Skills enhancement involves physicians providing information required for glaucoma self-management and encouraging and reinforcing positive patient behaviors [18]. It is important for ophthalmologists to educate patients about glaucoma so that patients understand why they are taking glaucoma medication. Additionally, ophthalmologists need to educate patients about the medications they are taking so that patients understand how to use them appropriately. At the same time as providing education to patients, ophthalmologists also need to motivate patients to adhere to their medications and give them positive reinforcement on their medication-taking.
Therefore, the purpose of our study was to (i) describe the extent to which providers use components of the resources and supports in self-management model (individualized assessment, collaborative goal setting and skills enhancement) when interacting with patients across time and (ii) examine the association between provider use of components of the resources and support in self-management model when communicating with patients and patient adherence to glaucoma medications measured electronically over an 8-month period based on assessment of percent doses taken over 240-day period, percent correct number of doses taken each day, and percent prescribed doses taken on time.
Methods
Procedure
This study, approved by the Institutional Review Boards at the University of North Carolina, Duke University, Emory University and the University of Utah, was HIPAA compliant. English-speaking adult glaucoma patients were enrolled at six geographically distinct ophthalmology clinics located in four states. Two sites were private offices and four were affiliated with academic ophthalmology departments. At each site, clinic staff referred eligible patients to research assistants who were based at the clinics. Written patient and provider consent was obtained. Providers completed a short demographic questionnaire after providing consent.
Participants had their medical visit videotape-recorded when they enrolled into the study. Videotapes were kept if they fit one of two criteria: (i) the patient was diagnosed with glaucoma and glaucoma medications were prescribed for the first time or (ii) patients were already taking glaucoma medications. Patients who met either of these criteria were followed for the 8-month study period.
Patients were interviewed after their medical visits. The patient’s glaucoma eye drops were placed into large prescription vials with medication event monitoring system (MEMS) caps on top which electronically assessed patient adherence [3]. The patient’s next glaucoma visit was also video-tape recorded. Patients used the MEMS caps for 8 months after their baseline video-taped visit. The patient’s next follow-up visit, which typically occurred four to six weeks later, was also video-taped recorded.
__________________________________________________
What you will do:
**A.** Please write out the part of the glaucoma study text starting at "Participants had their" and ending at "8-month study period.".
**B.** Write what comes next in the glaucoma study text, picking up after its final sentence.

Items listed in a dataset
__________________________________________________
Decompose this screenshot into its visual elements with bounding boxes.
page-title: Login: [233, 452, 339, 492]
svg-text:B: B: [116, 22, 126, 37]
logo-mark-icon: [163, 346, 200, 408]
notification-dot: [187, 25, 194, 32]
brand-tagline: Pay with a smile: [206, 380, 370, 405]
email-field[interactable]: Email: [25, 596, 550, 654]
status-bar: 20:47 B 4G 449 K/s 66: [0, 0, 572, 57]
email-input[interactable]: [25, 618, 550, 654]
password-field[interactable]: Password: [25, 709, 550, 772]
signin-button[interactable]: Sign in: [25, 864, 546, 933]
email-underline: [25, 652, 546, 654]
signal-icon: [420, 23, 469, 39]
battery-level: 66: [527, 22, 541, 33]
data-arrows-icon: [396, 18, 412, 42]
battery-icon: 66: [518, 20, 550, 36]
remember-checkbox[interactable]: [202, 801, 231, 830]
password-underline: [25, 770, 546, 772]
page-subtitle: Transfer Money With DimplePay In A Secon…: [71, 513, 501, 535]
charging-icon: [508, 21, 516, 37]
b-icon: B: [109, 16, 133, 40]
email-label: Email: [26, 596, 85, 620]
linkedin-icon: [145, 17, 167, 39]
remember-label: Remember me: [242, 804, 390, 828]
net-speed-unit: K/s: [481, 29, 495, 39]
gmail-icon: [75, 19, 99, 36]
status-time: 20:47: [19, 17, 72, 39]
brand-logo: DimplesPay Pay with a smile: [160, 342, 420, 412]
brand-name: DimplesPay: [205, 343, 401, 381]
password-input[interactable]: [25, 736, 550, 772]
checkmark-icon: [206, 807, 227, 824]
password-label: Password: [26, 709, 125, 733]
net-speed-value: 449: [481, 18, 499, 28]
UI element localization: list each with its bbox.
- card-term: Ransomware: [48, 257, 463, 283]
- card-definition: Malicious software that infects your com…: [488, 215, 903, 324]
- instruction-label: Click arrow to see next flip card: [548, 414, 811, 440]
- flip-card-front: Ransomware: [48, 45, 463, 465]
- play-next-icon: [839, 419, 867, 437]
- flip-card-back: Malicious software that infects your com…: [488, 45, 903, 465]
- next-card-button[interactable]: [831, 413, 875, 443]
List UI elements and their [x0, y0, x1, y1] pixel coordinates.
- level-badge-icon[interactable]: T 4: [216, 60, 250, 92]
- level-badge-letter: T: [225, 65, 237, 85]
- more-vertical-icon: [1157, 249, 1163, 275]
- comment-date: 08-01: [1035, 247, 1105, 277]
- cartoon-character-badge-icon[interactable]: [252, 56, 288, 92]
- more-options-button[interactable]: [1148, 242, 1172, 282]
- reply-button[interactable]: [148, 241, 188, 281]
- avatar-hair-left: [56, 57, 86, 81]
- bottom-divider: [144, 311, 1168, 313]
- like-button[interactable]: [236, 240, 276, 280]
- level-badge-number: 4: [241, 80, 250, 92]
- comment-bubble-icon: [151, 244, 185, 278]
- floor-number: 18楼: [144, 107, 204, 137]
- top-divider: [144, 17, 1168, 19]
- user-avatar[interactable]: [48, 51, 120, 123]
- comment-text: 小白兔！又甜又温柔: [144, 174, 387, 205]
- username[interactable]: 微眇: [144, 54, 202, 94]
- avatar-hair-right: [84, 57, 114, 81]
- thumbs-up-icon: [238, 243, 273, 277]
__________________________________________________
Answers by item:
**A.**
Participants had their medical visit videotape-recorded when they enrolled into the study. Videotapes were kept if they fit one of two criteria: (i) the patient was diagnosed with glaucoma and glaucoma medications were prescribed for the first time or (ii) patients were already taking glaucoma medications. Patients who met either of these criteria were followed for the 8-month study period.

**B.**
Measurement
Personal characteristics
Self-reported patient race was measured as a categorical variable (White, African American, Asian, Native American and Hispanic) and then recoded into African American and non-African American. The majority of the non-African American patient sample was White (91%). The number of glaucoma medications a participant was taking was recorded. Whether the patient was prescribed glaucoma medication for the first time during the medical visit or was already on glaucoma medication before the visit was also recorded.
Each participant received the rapid estimate of adult literacy in medicine (REALM). This is a validated, rapid screening instrument designed to identify patients who have difficulty reading common medical and lay terms that are routinely used in patient education materials [19]. We chose the REALM because it has high face validity and high criterion validity, it has been well received by patients, and it only takes 2–3 min to administer and score [19]. Patient scores on the REALM correspond to reading levels (score of 0–60 = eighth grade and below, 61–66 = ninth grade and above).
Physicians reported their age, gender and race (White, African American, Asian, Native American and Hispanic).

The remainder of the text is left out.